_What you should do_: Write out each record again exactly as it stands.

_Supplied material_:

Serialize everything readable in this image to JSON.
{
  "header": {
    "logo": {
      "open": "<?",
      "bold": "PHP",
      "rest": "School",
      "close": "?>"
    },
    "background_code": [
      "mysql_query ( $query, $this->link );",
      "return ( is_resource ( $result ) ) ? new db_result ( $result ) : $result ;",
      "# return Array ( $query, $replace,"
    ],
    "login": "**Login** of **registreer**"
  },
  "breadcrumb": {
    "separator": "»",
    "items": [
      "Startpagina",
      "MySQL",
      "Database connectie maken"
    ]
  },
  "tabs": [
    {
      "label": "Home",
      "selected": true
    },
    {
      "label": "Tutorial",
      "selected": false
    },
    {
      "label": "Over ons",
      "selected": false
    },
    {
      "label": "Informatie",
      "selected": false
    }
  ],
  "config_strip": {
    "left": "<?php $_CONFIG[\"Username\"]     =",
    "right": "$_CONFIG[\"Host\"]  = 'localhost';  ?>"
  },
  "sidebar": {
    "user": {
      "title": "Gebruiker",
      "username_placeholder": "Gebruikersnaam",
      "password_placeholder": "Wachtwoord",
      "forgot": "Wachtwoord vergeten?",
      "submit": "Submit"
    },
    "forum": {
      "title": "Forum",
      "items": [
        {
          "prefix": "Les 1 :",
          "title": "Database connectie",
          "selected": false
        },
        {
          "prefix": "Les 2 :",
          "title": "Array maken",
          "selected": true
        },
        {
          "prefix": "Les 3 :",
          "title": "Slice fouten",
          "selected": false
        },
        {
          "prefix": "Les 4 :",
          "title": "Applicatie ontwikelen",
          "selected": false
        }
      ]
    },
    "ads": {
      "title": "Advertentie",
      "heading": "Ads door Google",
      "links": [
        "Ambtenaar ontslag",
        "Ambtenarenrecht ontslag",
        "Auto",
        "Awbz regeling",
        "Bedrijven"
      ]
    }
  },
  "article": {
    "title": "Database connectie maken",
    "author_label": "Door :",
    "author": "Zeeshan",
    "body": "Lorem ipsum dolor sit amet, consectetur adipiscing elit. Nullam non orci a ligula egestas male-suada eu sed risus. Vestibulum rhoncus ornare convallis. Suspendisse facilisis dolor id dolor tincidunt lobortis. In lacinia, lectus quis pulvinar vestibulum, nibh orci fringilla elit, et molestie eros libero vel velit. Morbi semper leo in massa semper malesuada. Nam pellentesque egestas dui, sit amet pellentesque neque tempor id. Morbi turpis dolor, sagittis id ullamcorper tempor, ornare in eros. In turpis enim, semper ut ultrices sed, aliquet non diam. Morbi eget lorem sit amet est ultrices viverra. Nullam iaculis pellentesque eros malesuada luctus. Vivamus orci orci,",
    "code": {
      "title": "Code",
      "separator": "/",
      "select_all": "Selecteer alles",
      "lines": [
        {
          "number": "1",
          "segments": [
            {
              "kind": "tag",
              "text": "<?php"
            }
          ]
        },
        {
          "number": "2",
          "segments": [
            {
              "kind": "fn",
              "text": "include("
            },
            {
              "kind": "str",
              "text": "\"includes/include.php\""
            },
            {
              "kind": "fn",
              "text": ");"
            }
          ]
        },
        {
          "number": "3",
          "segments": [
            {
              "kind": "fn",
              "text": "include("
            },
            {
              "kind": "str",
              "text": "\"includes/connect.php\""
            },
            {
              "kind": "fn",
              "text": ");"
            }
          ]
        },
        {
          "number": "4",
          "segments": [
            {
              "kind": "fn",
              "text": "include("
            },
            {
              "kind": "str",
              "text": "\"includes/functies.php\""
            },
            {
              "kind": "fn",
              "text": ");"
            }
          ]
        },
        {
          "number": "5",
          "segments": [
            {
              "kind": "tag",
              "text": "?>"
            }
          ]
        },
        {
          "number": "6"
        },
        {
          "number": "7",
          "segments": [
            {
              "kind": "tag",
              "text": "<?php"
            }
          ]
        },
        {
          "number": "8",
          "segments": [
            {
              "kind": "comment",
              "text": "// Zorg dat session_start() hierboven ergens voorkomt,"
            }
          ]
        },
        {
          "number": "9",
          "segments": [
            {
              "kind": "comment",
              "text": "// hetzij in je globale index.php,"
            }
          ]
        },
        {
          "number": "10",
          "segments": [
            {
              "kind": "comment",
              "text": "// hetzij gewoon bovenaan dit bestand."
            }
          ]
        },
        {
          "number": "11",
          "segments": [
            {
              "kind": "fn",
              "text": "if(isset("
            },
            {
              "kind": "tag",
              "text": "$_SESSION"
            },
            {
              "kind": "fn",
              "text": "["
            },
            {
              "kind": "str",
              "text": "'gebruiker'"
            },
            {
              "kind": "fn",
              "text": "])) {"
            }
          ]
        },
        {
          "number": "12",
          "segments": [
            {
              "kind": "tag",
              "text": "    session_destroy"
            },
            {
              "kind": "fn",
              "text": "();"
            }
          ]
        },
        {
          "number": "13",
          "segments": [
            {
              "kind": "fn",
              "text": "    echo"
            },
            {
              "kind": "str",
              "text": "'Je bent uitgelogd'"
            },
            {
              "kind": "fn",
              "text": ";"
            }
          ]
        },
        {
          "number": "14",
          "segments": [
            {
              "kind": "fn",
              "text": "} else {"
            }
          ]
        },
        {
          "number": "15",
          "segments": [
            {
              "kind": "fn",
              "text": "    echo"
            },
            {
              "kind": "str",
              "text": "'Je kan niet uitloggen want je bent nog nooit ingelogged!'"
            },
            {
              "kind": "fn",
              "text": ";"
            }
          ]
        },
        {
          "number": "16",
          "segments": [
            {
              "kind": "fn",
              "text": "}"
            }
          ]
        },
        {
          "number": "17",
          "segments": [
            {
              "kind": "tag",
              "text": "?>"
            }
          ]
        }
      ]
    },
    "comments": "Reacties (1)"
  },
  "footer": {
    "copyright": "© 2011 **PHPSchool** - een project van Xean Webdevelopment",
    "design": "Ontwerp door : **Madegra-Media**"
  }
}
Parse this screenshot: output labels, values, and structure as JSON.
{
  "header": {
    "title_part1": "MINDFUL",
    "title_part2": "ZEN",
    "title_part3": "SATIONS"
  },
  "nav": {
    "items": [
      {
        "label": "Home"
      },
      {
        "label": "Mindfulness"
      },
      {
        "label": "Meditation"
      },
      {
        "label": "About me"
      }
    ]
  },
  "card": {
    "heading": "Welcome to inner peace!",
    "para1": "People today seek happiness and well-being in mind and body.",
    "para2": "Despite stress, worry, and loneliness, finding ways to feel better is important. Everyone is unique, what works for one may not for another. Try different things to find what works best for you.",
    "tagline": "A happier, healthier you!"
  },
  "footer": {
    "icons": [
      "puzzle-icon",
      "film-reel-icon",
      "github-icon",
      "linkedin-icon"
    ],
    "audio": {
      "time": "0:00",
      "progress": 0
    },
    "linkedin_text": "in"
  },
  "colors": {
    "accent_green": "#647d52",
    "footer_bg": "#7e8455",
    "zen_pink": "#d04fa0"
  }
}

_Finished task_:
Serialize everything readable in this image to JSON.
{
  "header": {
    "logo": {
      "open": "<?",
      "bold": "PHP",
      "rest": "School",
      "close": "?>"
    },
    "background_code": [
      "mysql_query ( $query, $this->link );",
      "return ( is_resource ( $result ) ) ? new db_result ( $result ) : $result ;",
      "# return Array ( $query, $replace,"
    ],
    "login": "**Login** of **registreer**"
  },
  "breadcrumb": {
    "separator": "»",
    "items": [
      "Startpagina",
      "MySQL",
      "Database connectie maken"
    ]
  },
  "tabs": [
    {
      "label": "Home",
      "selected": true
    },
    {
      "label": "Tutorial",
      "selected": false
    },
    {
      "label": "Over ons",
      "selected": false
    },
    {
      "label": "Informatie",
      "selected": false
    }
  ],
  "config_strip": {
    "left": "<?php $_CONFIG[\"Username\"]     =",
    "right": "$_CONFIG[\"Host\"]  = 'localhost';  ?>"
  },
  "sidebar": {
    "user": {
      "title": "Gebruiker",
      "username_placeholder": "Gebruikersnaam",
      "password_placeholder": "Wachtwoord",
      "forgot": "Wachtwoord vergeten?",
      "submit": "Submit"
    },
    "forum": {
      "title": "Forum",
      "items": [
        {
          "prefix": "Les 1 :",
          "title": "Database connectie",
          "selected": false
        },
        {
          "prefix": "Les 2 :",
          "title": "Array maken",
          "selected": true
        },
        {
          "prefix": "Les 3 :",
          "title": "Slice fouten",
          "selected": false
        },
        {
          "prefix": "Les 4 :",
          "title": "Applicatie ontwikelen",
          "selected": false
        }
      ]
    },
    "ads": {
      "title": "Advertentie",
      "heading": "Ads door Google",
      "links": [
        "Ambtenaar ontslag",
        "Ambtenarenrecht ontslag",
        "Auto",
        "Awbz regeling",
        "Bedrijven"
      ]
    }
  },
  "article": {
    "title": "Database connectie maken",
    "author_label": "Door :",
    "author": "Zeeshan",
    "body": "Lorem ipsum dolor sit amet, consectetur adipiscing elit. Nullam non orci a ligula egestas male-suada eu sed risus. Vestibulum rhoncus ornare convallis. Suspendisse facilisis dolor id dolor tincidunt lobortis. In lacinia, lectus quis pulvinar vestibulum, nibh orci fringilla elit, et molestie eros libero vel velit. Morbi semper leo in massa semper malesuada. Nam pellentesque egestas dui, sit amet pellentesque neque tempor id. Morbi turpis dolor, sagittis id ullamcorper tempor, ornare in eros. In turpis enim, semper ut ultrices sed, aliquet non diam. Morbi eget lorem sit amet est ultrices viverra. Nullam iaculis pellentesque eros malesuada luctus. Vivamus orci orci,",
    "code": {
      "title": "Code",
      "separator": "/",
      "select_all": "Selecteer alles",
      "lines": [
        {
          "number": "1",
          "segments": [
            {
              "kind": "tag",
              "text": "<?php"
            }
          ]
        },
        {
          "number": "2",
          "segments": [
            {
              "kind": "fn",
              "text": "include("
            },
            {
              "kind": "str",
              "text": "\"includes/include.php\""
            },
            {
              "kind": "fn",
              "text": ");"
            }
          ]
        },
        {
          "number": "3",
          "segments": [
            {
              "kind": "fn",
              "text": "include("
            },
            {
              "kind": "str",
              "text": "\"includes/connect.php\""
            },
            {
              "kind": "fn",
              "text": ");"
            }
          ]
        },
        {
          "number": "4",
          "segments": [
            {
              "kind": "fn",
              "text": "include("
            },
            {
              "kind": "str",
              "text": "\"includes/functies.php\""
            },
            {
              "kind": "fn",
              "text": ");"
            }
          ]
        },
        {
          "number": "5",
          "segments": [
            {
              "kind": "tag",
              "text": "?>"
            }
          ]
        },
        {
          "number": "6"
        },
        {
          "number": "7",
          "segments": [
            {
              "kind": "tag",
              "text": "<?php"
            }
          ]
        },
        {
          "number": "8",
          "segments": [
            {
              "kind": "comment",
              "text": "// Zorg dat session_start() hierboven ergens voorkomt,"
            }
          ]
        },
        {
          "number": "9",
          "segments": [
            {
              "kind": "comment",
              "text": "// hetzij in je globale index.php,"
            }
          ]
        },
        {
          "number": "10",
          "segments": [
            {
              "kind": "comment",
              "text": "// hetzij gewoon bovenaan dit bestand."
            }
          ]
        },
        {
          "number": "11",
          "segments": [
            {
              "kind": "fn",
              "text": "if(isset("
            },
            {
              "kind": "tag",
              "text": "$_SESSION"
            },
            {
              "kind": "fn",
              "text": "["
            },
            {
              "kind": "str",
              "text": "'gebruiker'"
            },
            {
              "kind": "fn",
              "text": "])) {"
            }
          ]
        },
        {
          "number": "12",
          "segments": [
            {
              "kind": "tag",
              "text": "    session_destroy"
            },
            {
              "kind": "fn",
              "text": "();"
            }
          ]
        },
        {
          "number": "13",
          "segments": [
            {
              "kind": "fn",
              "text": "    echo"
            },
            {
              "kind": "str",
              "text": "'Je bent uitgelogd'"
            },
            {
              "kind": "fn",
              "text": ";"
            }
          ]
        },
        {
          "number": "14",
          "segments": [
            {
              "kind": "fn",
              "text": "} else {"
            }
          ]
        },
        {
          "number": "15",
          "segments": [
            {
              "kind": "fn",
              "text": "    echo"
            },
            {
              "kind": "str",
              "text": "'Je kan niet uitloggen want je bent nog nooit ingelogged!'"
            },
            {
              "kind": "fn",
              "text": ";"
            }
          ]
        },
        {
          "number": "16",
          "segments": [
            {
              "kind": "fn",
              "text": "}"
            }
          ]
        },
        {
          "number": "17",
          "segments": [
            {
              "kind": "tag",
              "text": "?>"
            }
          ]
        }
      ]
    },
    "comments": "Reacties (1)"
  },
  "footer": {
    "copyright": "© 2011 **PHPSchool** - een project van Xean Webdevelopment",
    "design": "Ontwerp door : **Madegra-Media**"
  }
}
Parse this screenshot: output labels, values, and structure as JSON.
{
  "header": {
    "title_part1": "MINDFUL",
    "title_part2": "ZEN",
    "title_part3": "SATIONS"
  },
  "nav": {
    "items": [
      {
        "label": "Home"
      },
      {
        "label": "Mindfulness"
      },
      {
        "label": "Meditation"
      },
      {
        "label": "About me"
      }
    ]
  },
  "card": {
    "heading": "Welcome to inner peace!",
    "para1": "People today seek happiness and well-being in mind and body.",
    "para2": "Despite stress, worry, and loneliness, finding ways to feel better is important. Everyone is unique, what works for one may not for another. Try different things to find what works best for you.",
    "tagline": "A happier, healthier you!"
  },
  "footer": {
    "icons": [
      "puzzle-icon",
      "film-reel-icon",
      "github-icon",
      "linkedin-icon"
    ],
    "audio": {
      "time": "0:00",
      "progress": 0
    },
    "linkedin_text": "in"
  },
  "colors": {
    "accent_green": "#647d52",
    "footer_bg": "#7e8455",
    "zen_pink": "#d04fa0"
  }
}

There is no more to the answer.